--- Data entries ---

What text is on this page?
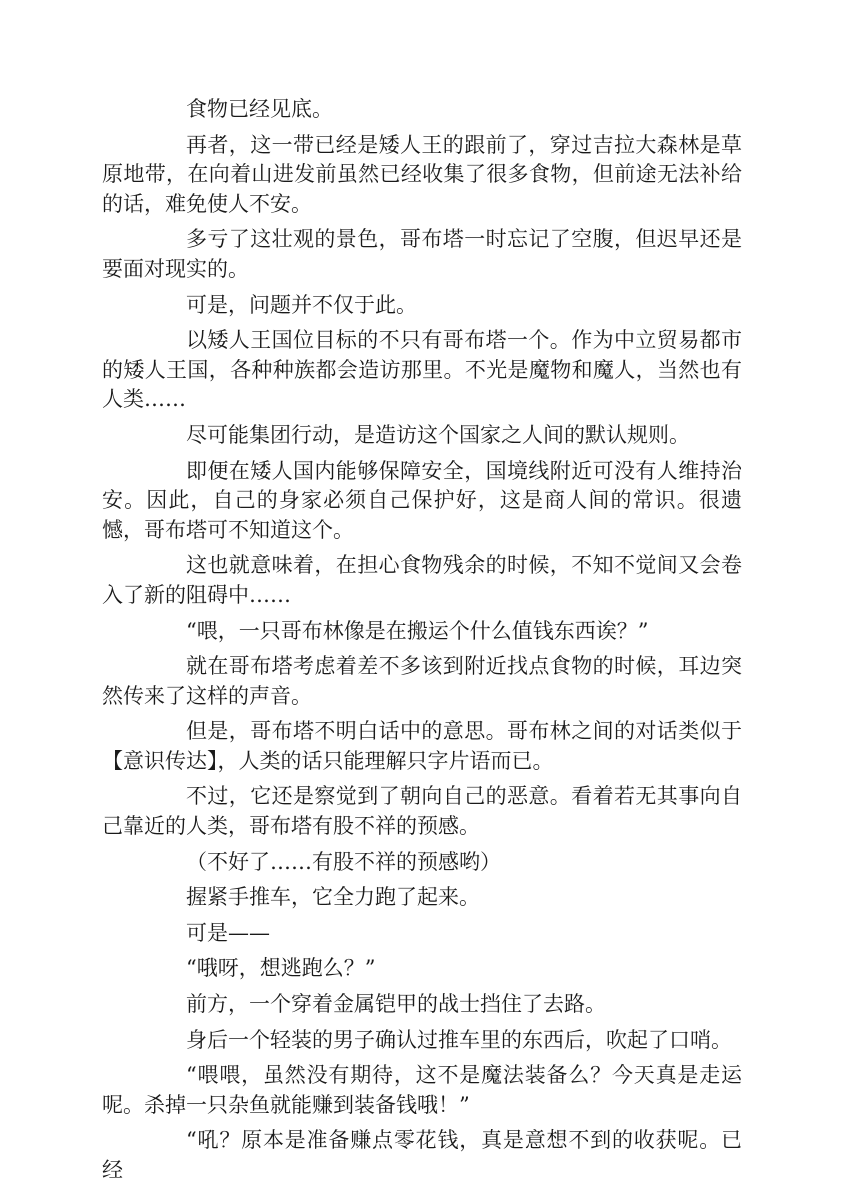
食物已经见底。

再者，这一带已经是矮人王的跟前了，穿过吉拉大森林是草原地带，在向着山进发前虽然已经收集了很多食物，但前途无法补给的话，难免使人不安。

多亏了这壮观的景色，哥布塔一时忘记了空腹，但迟早还是要面对现实的。

可是，问题并不仅于此。

以矮人王国位目标的不只有哥布塔一个。作为中立贸易都市的矮人王国，各种种族都会造访那里。不光是魔物和魔人，当然也有人类……

尽可能集团行动，是造访这个国家之人间的默认规则。

即便在矮人国内能够保障安全，国境线附近可没有人维持治安。因此，自己的身家必须自己保护好，这是商人间的常识。很遗憾，哥布塔可不知道这个。

这也就意味着，在担心食物残余的时候，不知不觉间又会卷入了新的阻碍中……

“喂，一只哥布林像是在搬运个什么值钱东西诶？”

就在哥布塔考虑着差不多该到附近找点食物的时候，耳边突然传来了这样的声音。

但是，哥布塔不明白话中的意思。哥布林之间的对话类似于【意识传达】，人类的话只能理解只字片语而已。

不过，它还是察觉到了朝向自己的恶意。看着若无其事向自己靠近的人类，哥布塔有股不祥的预感。

（不好了……有股不祥的预感哟）

握紧手推车，它全力跑了起来。

可是——

“哦呀，想逃跑么？”

前方，一个穿着金属铠甲的战士挡住了去路。

身后一个轻装的男子确认过推车里的东西后，吹起了口哨。

“喂喂，虽然没有期待，这不是魔法装备么？今天真是走运呢。杀掉一只杂鱼就能赚到装备钱哦！”

“吼？原本是准备赚点零花钱，真是意想不到的收获呢。已经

---

- [The exercise]: Leave the pictures out, and print every line of the listing exactly as written.

- [Answer to the exercise]:
What text is on this page?
食物已经见底。

再者，这一带已经是矮人王的跟前了，穿过吉拉大森林是草原地带，在向着山进发前虽然已经收集了很多食物，但前途无法补给的话，难免使人不安。

多亏了这壮观的景色，哥布塔一时忘记了空腹，但迟早还是要面对现实的。

可是，问题并不仅于此。

以矮人王国位目标的不只有哥布塔一个。作为中立贸易都市的矮人王国，各种种族都会造访那里。不光是魔物和魔人，当然也有人类……

尽可能集团行动，是造访这个国家之人间的默认规则。

即便在矮人国内能够保障安全，国境线附近可没有人维持治安。因此，自己的身家必须自己保护好，这是商人间的常识。很遗憾，哥布塔可不知道这个。

这也就意味着，在担心食物残余的时候，不知不觉间又会卷入了新的阻碍中……

“喂，一只哥布林像是在搬运个什么值钱东西诶？”

就在哥布塔考虑着差不多该到附近找点食物的时候，耳边突然传来了这样的声音。

但是，哥布塔不明白话中的意思。哥布林之间的对话类似于【意识传达】，人类的话只能理解只字片语而已。

不过，它还是察觉到了朝向自己的恶意。看着若无其事向自己靠近的人类，哥布塔有股不祥的预感。

（不好了……有股不祥的预感哟）

握紧手推车，它全力跑了起来。

可是——

“哦呀，想逃跑么？”

前方，一个穿着金属铠甲的战士挡住了去路。

身后一个轻装的男子确认过推车里的东西后，吹起了口哨。

“喂喂，虽然没有期待，这不是魔法装备么？今天真是走运呢。杀掉一只杂鱼就能赚到装备钱哦！”

“吼？原本是准备赚点零花钱，真是意想不到的收获呢。已经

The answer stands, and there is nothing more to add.